Collected data entries:
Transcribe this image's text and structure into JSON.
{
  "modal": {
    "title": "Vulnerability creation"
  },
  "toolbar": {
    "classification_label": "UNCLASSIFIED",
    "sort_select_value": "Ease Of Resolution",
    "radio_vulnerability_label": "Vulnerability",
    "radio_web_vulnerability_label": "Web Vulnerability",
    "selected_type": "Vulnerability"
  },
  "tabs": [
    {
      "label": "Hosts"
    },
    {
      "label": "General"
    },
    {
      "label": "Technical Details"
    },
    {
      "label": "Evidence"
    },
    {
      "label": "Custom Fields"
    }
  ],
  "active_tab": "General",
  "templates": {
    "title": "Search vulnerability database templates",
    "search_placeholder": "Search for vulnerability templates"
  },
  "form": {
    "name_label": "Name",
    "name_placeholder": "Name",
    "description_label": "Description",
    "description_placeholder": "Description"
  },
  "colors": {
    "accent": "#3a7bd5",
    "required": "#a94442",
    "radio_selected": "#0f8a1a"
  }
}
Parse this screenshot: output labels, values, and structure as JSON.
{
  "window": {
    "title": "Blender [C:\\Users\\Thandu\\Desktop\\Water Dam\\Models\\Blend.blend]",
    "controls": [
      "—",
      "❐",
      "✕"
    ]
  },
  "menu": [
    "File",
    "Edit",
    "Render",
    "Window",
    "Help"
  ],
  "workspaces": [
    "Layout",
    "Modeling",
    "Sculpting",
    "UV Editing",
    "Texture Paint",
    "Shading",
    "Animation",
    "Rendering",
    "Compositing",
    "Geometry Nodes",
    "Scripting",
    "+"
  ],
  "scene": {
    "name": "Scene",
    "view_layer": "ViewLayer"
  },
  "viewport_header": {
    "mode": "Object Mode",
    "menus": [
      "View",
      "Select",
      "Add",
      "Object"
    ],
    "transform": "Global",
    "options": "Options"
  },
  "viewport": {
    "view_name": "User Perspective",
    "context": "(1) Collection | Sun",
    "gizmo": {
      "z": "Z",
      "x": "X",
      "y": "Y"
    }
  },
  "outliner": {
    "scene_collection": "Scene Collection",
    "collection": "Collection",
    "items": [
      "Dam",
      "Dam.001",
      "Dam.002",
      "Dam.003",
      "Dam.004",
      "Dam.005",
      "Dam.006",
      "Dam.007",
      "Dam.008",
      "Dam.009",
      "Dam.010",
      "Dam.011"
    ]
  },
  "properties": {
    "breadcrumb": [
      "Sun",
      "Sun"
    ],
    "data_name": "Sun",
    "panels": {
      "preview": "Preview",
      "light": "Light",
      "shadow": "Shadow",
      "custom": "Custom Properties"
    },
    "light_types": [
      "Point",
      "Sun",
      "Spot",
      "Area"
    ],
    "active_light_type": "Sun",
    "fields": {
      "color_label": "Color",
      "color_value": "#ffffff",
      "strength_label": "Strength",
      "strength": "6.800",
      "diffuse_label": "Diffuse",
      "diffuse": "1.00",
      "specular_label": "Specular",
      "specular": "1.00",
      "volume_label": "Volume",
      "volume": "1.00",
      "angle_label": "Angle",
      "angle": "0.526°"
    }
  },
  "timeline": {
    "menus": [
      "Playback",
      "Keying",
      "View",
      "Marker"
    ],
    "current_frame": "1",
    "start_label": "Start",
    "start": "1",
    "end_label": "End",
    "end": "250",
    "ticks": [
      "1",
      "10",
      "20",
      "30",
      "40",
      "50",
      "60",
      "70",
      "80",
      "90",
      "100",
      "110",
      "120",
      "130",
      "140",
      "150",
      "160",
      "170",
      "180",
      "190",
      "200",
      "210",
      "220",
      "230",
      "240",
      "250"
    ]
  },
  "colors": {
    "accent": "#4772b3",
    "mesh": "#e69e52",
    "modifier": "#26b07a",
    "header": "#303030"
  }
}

§ Exercise prompt:
Transcribe each record exactly. Leave nothing out.

§ Reply:
Transcribe this image's text and structure into JSON.
{
  "modal": {
    "title": "Vulnerability creation"
  },
  "toolbar": {
    "classification_label": "UNCLASSIFIED",
    "sort_select_value": "Ease Of Resolution",
    "radio_vulnerability_label": "Vulnerability",
    "radio_web_vulnerability_label": "Web Vulnerability",
    "selected_type": "Vulnerability"
  },
  "tabs": [
    {
      "label": "Hosts"
    },
    {
      "label": "General"
    },
    {
      "label": "Technical Details"
    },
    {
      "label": "Evidence"
    },
    {
      "label": "Custom Fields"
    }
  ],
  "active_tab": "General",
  "templates": {
    "title": "Search vulnerability database templates",
    "search_placeholder": "Search for vulnerability templates"
  },
  "form": {
    "name_label": "Name",
    "name_placeholder": "Name",
    "description_label": "Description",
    "description_placeholder": "Description"
  },
  "colors": {
    "accent": "#3a7bd5",
    "required": "#a94442",
    "radio_selected": "#0f8a1a"
  }
}
Parse this screenshot: output labels, values, and structure as JSON.
{
  "window": {
    "title": "Blender [C:\\Users\\Thandu\\Desktop\\Water Dam\\Models\\Blend.blend]",
    "controls": [
      "—",
      "❐",
      "✕"
    ]
  },
  "menu": [
    "File",
    "Edit",
    "Render",
    "Window",
    "Help"
  ],
  "workspaces": [
    "Layout",
    "Modeling",
    "Sculpting",
    "UV Editing",
    "Texture Paint",
    "Shading",
    "Animation",
    "Rendering",
    "Compositing",
    "Geometry Nodes",
    "Scripting",
    "+"
  ],
  "scene": {
    "name": "Scene",
    "view_layer": "ViewLayer"
  },
  "viewport_header": {
    "mode": "Object Mode",
    "menus": [
      "View",
      "Select",
      "Add",
      "Object"
    ],
    "transform": "Global",
    "options": "Options"
  },
  "viewport": {
    "view_name": "User Perspective",
    "context": "(1) Collection | Sun",
    "gizmo": {
      "z": "Z",
      "x": "X",
      "y": "Y"
    }
  },
  "outliner": {
    "scene_collection": "Scene Collection",
    "collection": "Collection",
    "items": [
      "Dam",
      "Dam.001",
      "Dam.002",
      "Dam.003",
      "Dam.004",
      "Dam.005",
      "Dam.006",
      "Dam.007",
      "Dam.008",
      "Dam.009",
      "Dam.010",
      "Dam.011"
    ]
  },
  "properties": {
    "breadcrumb": [
      "Sun",
      "Sun"
    ],
    "data_name": "Sun",
    "panels": {
      "preview": "Preview",
      "light": "Light",
      "shadow": "Shadow",
      "custom": "Custom Properties"
    },
    "light_types": [
      "Point",
      "Sun",
      "Spot",
      "Area"
    ],
    "active_light_type": "Sun",
    "fields": {
      "color_label": "Color",
      "color_value": "#ffffff",
      "strength_label": "Strength",
      "strength": "6.800",
      "diffuse_label": "Diffuse",
      "diffuse": "1.00",
      "specular_label": "Specular",
      "specular": "1.00",
      "volume_label": "Volume",
      "volume": "1.00",
      "angle_label": "Angle",
      "angle": "0.526°"
    }
  },
  "timeline": {
    "menus": [
      "Playback",
      "Keying",
      "View",
      "Marker"
    ],
    "current_frame": "1",
    "start_label": "Start",
    "start": "1",
    "end_label": "End",
    "end": "250",
    "ticks": [
      "1",
      "10",
      "20",
      "30",
      "40",
      "50",
      "60",
      "70",
      "80",
      "90",
      "100",
      "110",
      "120",
      "130",
      "140",
      "150",
      "160",
      "170",
      "180",
      "190",
      "200",
      "210",
      "220",
      "230",
      "240",
      "250"
    ]
  },
  "colors": {
    "accent": "#4772b3",
    "mesh": "#e69e52",
    "modifier": "#26b07a",
    "header": "#303030"
  }
}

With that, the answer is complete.